-- start Supplied data --

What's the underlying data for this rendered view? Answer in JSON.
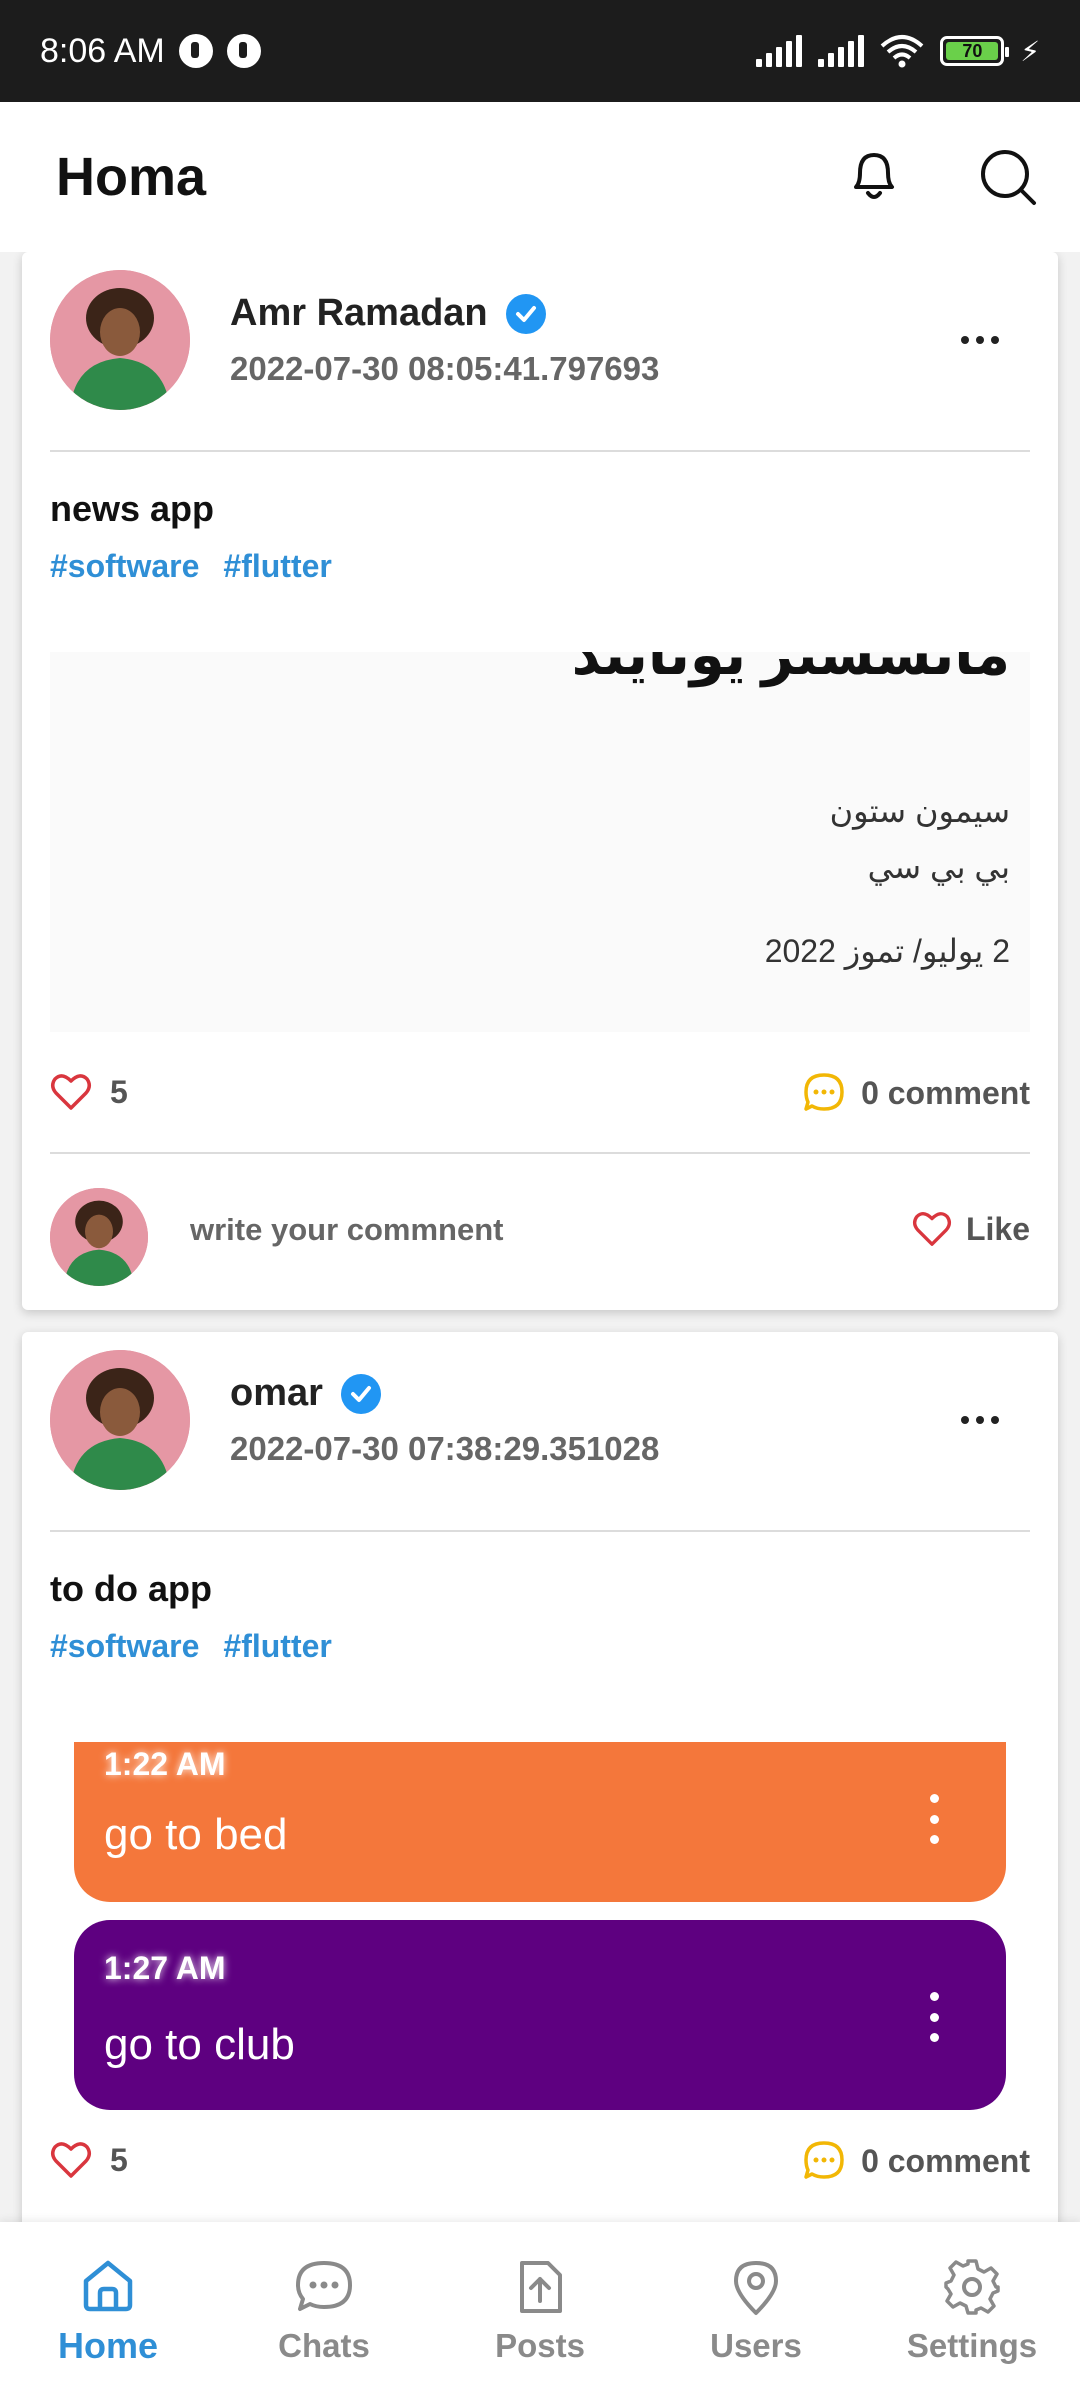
{
  "status_bar": {
    "time": "8:06 AM",
    "battery": "70"
  },
  "app_bar": {
    "title": "Homa",
    "icons": [
      "bell-icon",
      "search-icon"
    ]
  },
  "posts": [
    {
      "author": "Amr Ramadan",
      "timestamp": "2022-07-30 08:05:41.797693",
      "title": "news app",
      "tags": [
        "#software",
        "#flutter"
      ],
      "preview": {
        "headline": "مانشستر يونايتد",
        "author": "سيمون ستون",
        "source": "بي بي سي",
        "date": "2 يوليو/ تموز 2022"
      },
      "likes": "5",
      "comments": "0 comment",
      "comment_placeholder": "write your commnent",
      "like_label": "Like"
    },
    {
      "author": "omar",
      "timestamp": "2022-07-30 07:38:29.351028",
      "title": "to do app",
      "tags": [
        "#software",
        "#flutter"
      ],
      "tasks": [
        {
          "time": "1:22 AM",
          "text": "go to bed",
          "color": "#f4773b"
        },
        {
          "time": "1:27 AM",
          "text": "go to club",
          "color": "#5e0080"
        }
      ],
      "likes": "5",
      "comments": "0 comment"
    }
  ],
  "bottom_nav": [
    {
      "label": "Home",
      "icon": "home-icon",
      "active": true
    },
    {
      "label": "Chats",
      "icon": "chat-icon",
      "active": false
    },
    {
      "label": "Posts",
      "icon": "upload-file-icon",
      "active": false
    },
    {
      "label": "Users",
      "icon": "location-pin-icon",
      "active": false
    },
    {
      "label": "Settings",
      "icon": "gear-icon",
      "active": false
    }
  ],
  "colors": {
    "accent": "#2f8fd6",
    "like_red": "#d9363e",
    "comment_yellow": "#f2b705"
  }
}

-- end Supplied data --

▶ [Given exercise] Extract all lines of the records above that include "timestamp".

▶ [Completed exercise]
      "timestamp": "2022-07-30 08:05:41.797693",
      "timestamp": "2022-07-30 07:38:29.351028",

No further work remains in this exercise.